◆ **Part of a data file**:
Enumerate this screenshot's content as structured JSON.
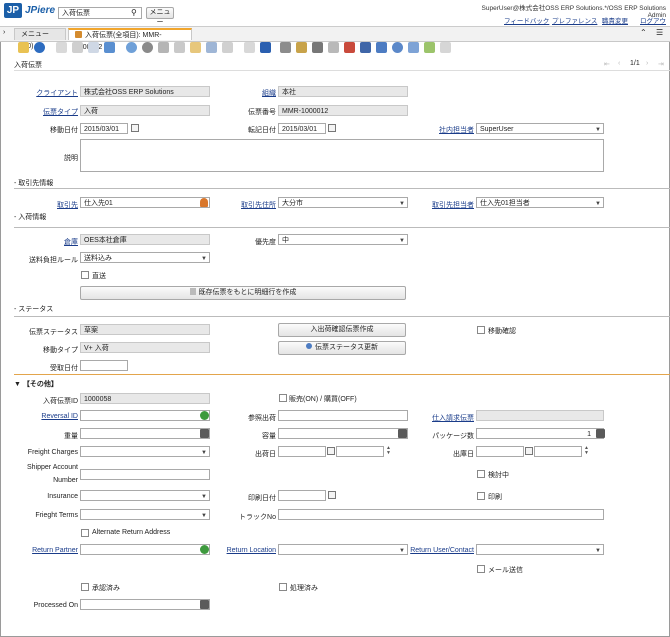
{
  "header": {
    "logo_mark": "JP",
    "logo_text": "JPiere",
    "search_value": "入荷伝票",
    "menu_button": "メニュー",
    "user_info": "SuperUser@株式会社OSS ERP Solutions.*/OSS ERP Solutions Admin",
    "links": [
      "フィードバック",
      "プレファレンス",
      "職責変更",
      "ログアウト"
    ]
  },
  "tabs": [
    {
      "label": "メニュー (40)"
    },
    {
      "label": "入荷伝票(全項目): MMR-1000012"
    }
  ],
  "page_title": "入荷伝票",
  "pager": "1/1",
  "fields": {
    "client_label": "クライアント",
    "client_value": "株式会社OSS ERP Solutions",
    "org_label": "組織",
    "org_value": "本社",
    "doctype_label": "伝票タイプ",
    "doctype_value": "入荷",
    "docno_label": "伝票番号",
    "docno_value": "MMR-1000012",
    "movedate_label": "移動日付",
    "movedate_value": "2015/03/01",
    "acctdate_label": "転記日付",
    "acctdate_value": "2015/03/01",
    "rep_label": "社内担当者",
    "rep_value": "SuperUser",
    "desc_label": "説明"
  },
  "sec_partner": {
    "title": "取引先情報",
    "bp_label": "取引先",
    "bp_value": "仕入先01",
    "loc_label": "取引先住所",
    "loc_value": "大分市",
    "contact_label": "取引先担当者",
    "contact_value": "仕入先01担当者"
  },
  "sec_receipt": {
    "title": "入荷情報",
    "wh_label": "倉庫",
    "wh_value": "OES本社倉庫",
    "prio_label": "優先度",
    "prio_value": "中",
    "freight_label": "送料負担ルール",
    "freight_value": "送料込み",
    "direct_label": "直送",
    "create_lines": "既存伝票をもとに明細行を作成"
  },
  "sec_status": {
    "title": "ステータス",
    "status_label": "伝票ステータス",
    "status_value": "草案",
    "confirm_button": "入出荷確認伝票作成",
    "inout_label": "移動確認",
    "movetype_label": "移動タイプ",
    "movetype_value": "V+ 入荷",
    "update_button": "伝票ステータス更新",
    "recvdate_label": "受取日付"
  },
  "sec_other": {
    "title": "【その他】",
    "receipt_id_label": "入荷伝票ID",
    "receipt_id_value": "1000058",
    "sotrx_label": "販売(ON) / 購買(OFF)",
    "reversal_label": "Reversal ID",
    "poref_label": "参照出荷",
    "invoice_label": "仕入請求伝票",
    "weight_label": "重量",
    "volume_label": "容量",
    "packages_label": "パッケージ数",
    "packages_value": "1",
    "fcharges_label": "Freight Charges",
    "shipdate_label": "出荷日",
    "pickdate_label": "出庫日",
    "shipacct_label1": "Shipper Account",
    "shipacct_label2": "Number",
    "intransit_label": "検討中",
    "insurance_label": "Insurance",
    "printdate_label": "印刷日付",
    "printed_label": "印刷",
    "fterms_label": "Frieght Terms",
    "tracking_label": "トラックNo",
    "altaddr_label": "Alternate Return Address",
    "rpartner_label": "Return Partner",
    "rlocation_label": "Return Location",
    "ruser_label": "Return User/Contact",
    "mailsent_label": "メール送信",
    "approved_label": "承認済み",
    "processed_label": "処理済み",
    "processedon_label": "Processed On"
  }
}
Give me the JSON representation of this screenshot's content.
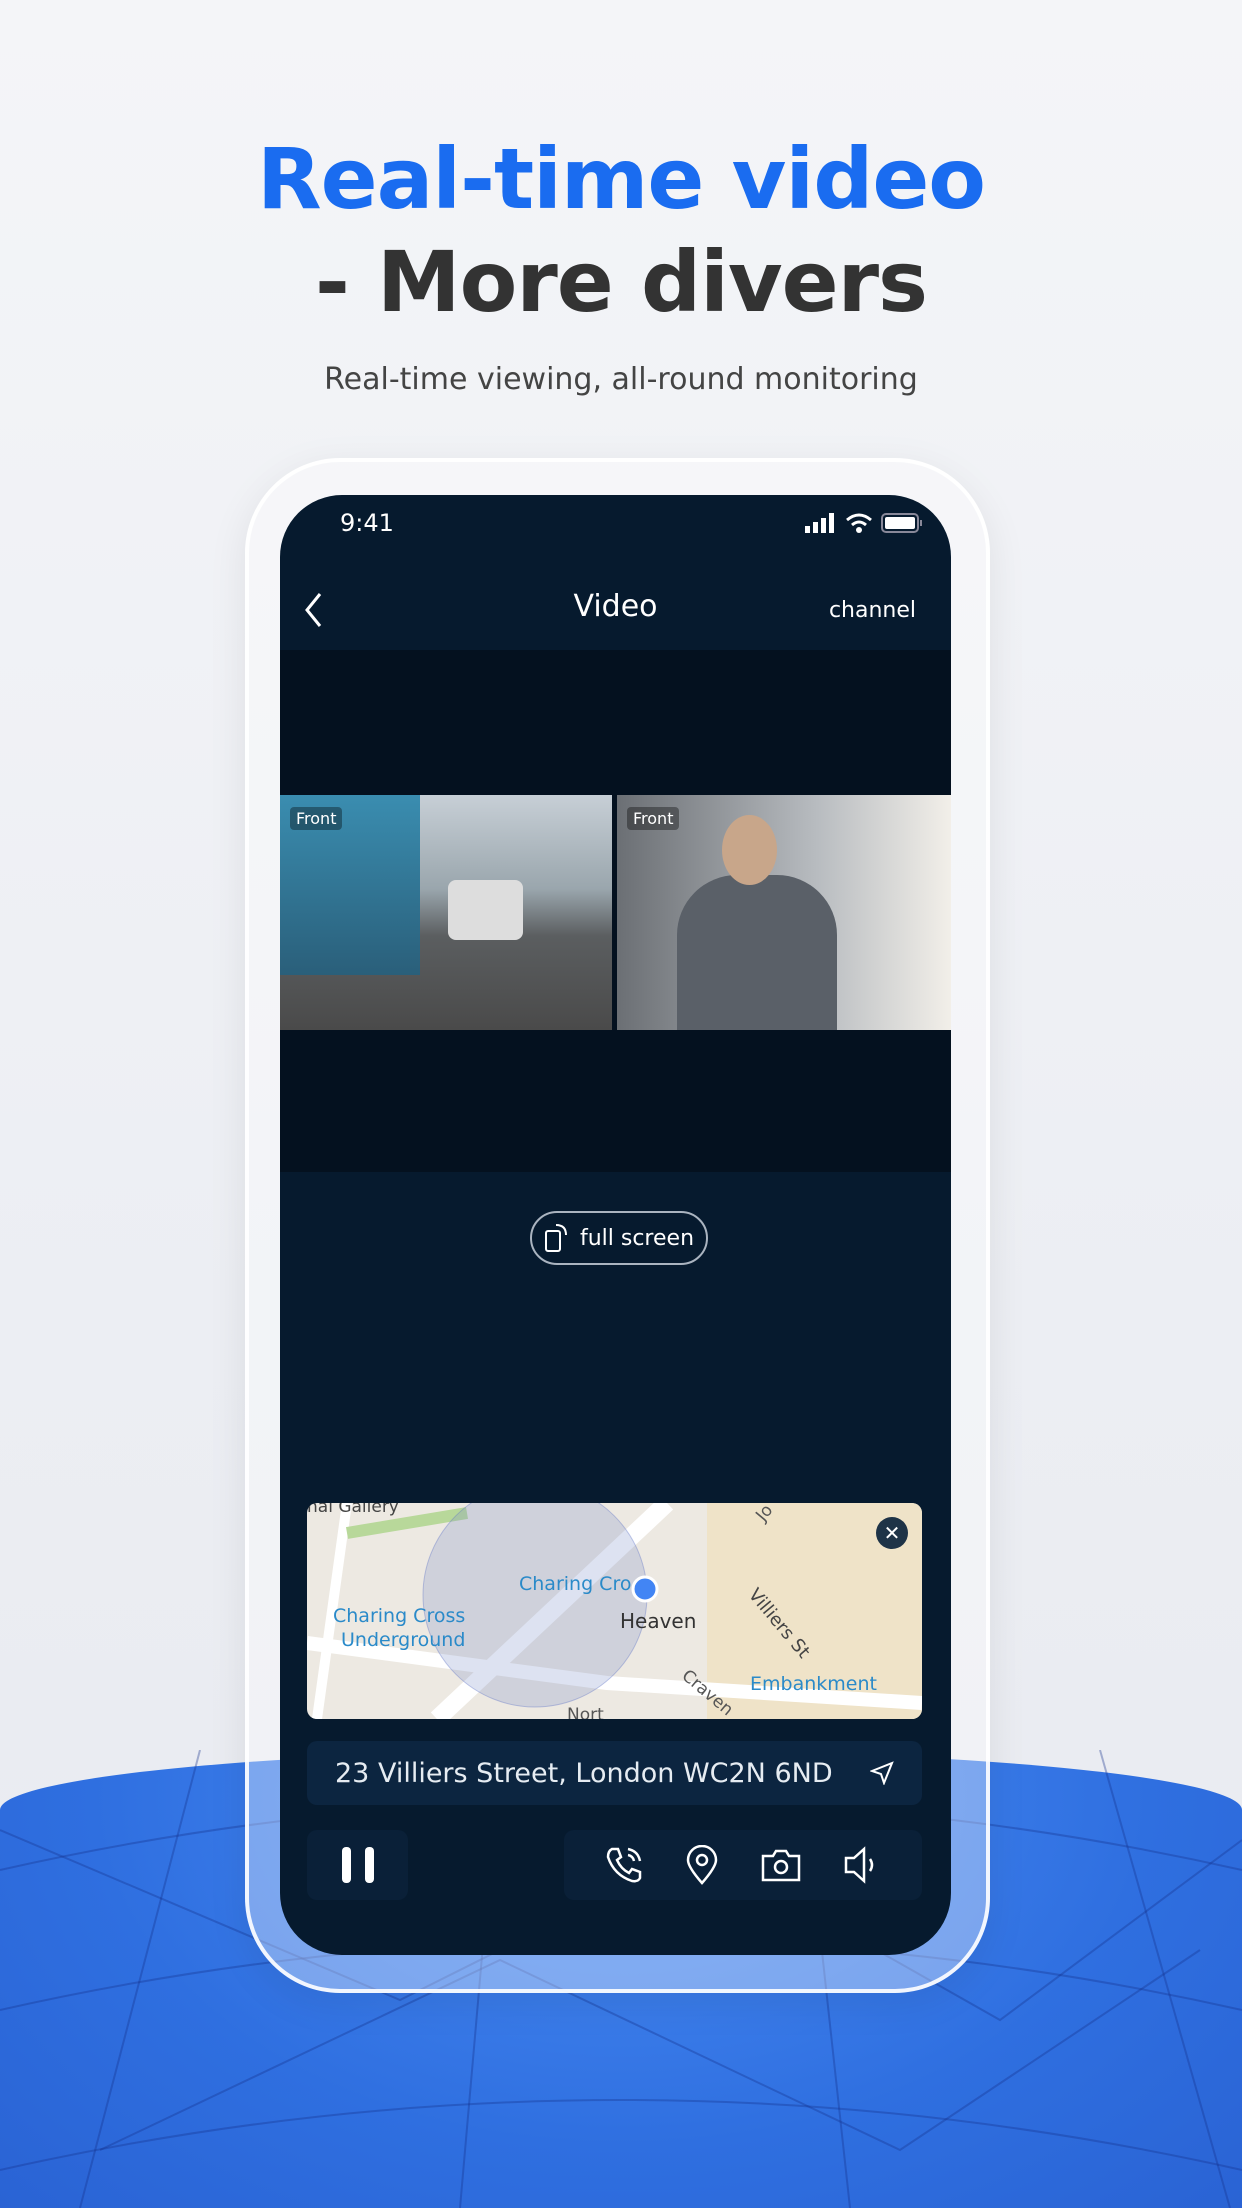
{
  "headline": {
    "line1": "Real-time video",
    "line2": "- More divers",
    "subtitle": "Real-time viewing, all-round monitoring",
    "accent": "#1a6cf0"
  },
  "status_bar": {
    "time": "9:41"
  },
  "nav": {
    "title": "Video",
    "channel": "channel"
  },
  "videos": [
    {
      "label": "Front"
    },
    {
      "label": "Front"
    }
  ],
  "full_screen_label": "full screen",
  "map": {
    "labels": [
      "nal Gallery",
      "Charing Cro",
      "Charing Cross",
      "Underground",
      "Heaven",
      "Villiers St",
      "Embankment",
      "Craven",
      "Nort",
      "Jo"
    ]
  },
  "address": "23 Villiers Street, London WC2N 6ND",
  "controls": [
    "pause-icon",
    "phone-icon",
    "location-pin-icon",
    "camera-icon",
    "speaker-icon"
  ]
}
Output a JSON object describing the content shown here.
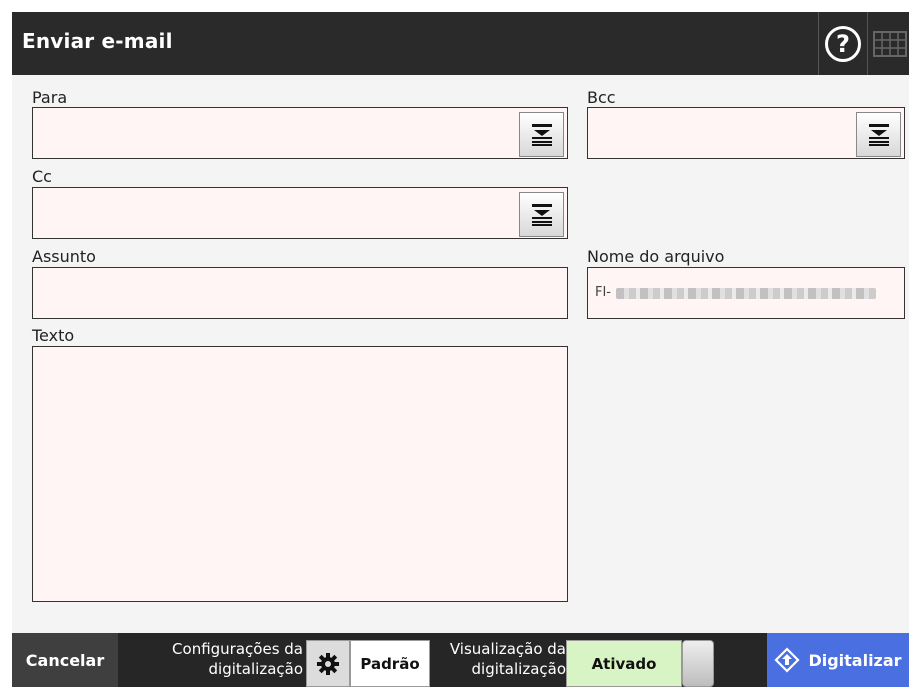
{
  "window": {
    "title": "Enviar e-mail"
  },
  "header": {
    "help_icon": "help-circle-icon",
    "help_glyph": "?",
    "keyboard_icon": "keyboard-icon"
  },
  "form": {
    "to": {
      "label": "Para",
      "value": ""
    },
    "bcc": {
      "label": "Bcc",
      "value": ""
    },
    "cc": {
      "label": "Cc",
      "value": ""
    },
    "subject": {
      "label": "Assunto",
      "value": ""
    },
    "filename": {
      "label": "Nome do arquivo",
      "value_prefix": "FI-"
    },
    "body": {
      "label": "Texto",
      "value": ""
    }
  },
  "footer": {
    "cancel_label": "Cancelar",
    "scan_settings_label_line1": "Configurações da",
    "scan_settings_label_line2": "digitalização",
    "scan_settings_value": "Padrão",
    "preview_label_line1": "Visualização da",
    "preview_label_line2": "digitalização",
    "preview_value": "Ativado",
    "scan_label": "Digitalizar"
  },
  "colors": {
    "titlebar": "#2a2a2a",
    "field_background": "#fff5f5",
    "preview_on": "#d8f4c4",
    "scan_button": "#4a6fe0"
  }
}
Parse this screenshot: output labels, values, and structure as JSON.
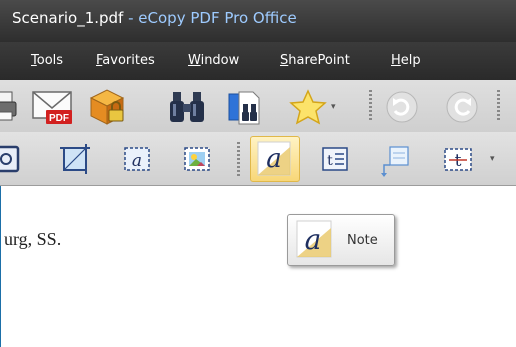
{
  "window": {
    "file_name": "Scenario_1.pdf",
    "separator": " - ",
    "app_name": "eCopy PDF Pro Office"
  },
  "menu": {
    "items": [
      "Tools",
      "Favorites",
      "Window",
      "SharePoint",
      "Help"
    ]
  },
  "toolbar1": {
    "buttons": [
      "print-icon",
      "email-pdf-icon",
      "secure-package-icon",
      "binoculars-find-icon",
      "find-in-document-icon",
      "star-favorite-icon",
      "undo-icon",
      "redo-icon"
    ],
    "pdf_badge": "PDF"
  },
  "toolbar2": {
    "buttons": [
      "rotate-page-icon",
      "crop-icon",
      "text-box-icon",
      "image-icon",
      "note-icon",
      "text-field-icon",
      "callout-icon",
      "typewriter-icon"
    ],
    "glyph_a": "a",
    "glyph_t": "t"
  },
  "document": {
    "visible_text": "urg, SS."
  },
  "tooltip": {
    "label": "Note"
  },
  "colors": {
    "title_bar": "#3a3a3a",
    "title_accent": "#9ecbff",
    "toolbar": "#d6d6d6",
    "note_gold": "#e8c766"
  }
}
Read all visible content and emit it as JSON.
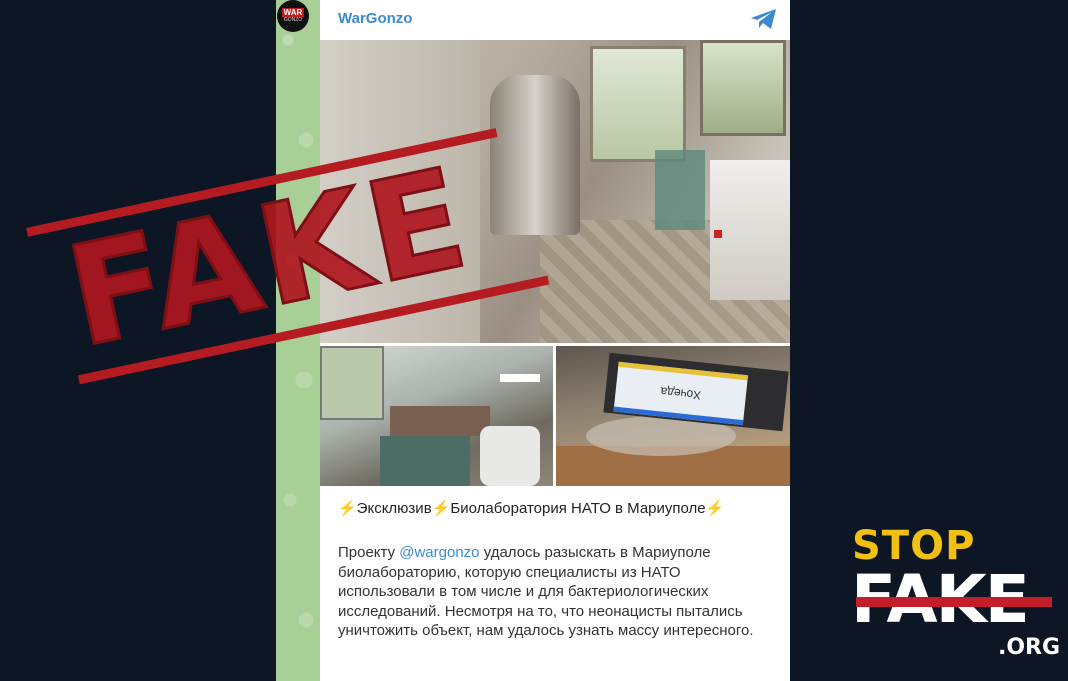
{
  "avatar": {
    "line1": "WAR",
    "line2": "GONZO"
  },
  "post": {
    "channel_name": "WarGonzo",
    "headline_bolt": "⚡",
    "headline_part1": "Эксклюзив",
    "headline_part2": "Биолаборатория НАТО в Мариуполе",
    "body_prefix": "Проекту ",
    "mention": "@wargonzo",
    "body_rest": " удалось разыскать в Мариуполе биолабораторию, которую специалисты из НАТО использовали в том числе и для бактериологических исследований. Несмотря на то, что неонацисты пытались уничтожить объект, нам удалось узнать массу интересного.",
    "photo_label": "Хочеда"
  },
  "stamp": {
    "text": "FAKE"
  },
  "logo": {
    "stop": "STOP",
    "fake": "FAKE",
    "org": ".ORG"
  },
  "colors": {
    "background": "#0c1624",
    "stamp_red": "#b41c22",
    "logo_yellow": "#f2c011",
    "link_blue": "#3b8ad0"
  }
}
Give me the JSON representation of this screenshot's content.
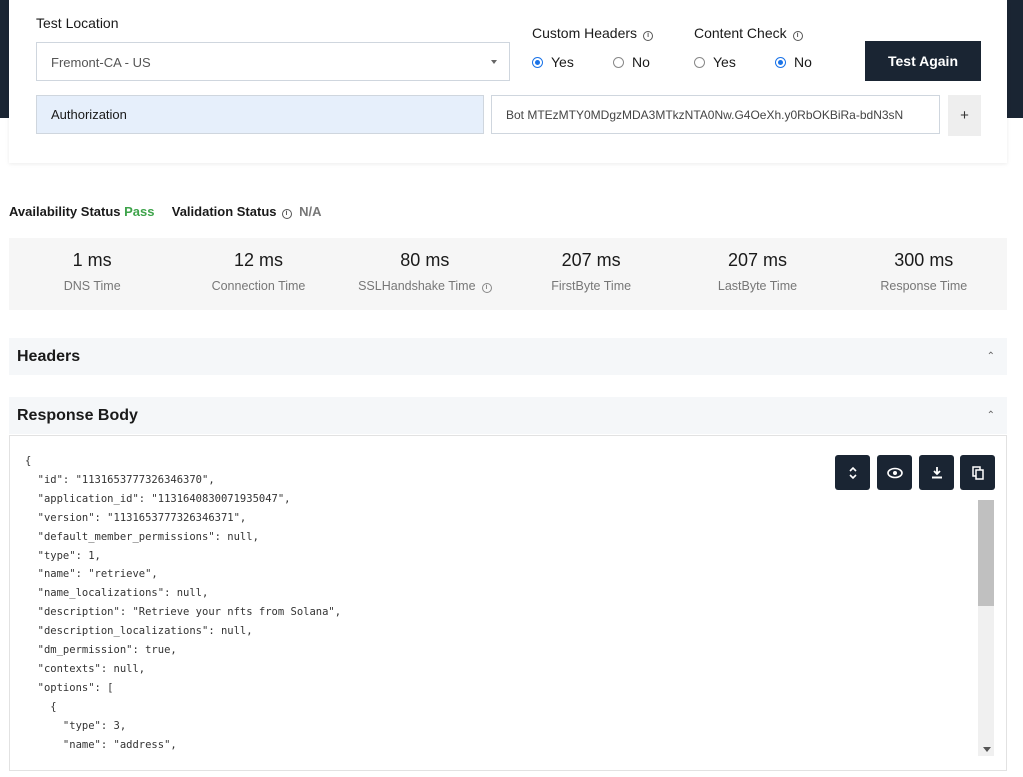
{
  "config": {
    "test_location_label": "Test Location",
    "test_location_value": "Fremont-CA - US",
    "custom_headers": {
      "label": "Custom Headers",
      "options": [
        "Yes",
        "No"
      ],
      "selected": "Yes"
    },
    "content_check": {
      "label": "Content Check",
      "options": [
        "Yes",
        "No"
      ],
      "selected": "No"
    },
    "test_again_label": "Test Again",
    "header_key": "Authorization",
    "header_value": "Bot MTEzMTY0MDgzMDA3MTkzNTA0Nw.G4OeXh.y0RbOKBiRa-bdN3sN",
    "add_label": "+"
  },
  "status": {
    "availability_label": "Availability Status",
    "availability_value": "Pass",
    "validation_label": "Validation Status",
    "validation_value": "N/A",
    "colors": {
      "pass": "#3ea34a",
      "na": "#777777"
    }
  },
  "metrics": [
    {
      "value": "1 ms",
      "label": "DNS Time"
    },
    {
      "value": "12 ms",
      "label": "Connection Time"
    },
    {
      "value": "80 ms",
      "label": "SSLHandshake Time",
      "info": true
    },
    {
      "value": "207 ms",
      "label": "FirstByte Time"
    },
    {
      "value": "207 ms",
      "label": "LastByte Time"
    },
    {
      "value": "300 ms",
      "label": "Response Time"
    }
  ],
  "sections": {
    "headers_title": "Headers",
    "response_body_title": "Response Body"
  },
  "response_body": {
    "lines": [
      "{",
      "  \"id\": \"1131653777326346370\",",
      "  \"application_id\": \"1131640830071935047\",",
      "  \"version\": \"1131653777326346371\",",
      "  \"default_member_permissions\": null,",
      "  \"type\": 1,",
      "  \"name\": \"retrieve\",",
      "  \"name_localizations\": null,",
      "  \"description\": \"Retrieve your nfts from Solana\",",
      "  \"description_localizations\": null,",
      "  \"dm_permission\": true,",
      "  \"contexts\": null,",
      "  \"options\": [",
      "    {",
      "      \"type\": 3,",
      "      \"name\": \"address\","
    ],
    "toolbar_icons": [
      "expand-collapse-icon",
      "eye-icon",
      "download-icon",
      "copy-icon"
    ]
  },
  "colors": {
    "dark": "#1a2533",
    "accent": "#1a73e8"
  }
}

◆ **Aim of the exercise**:
Using the listing above, show each line holding the string "Villiers".

◆ **Solved problem**:
      "Villiers St",
  "address": "23 Villiers Street, London WC2N 6ND",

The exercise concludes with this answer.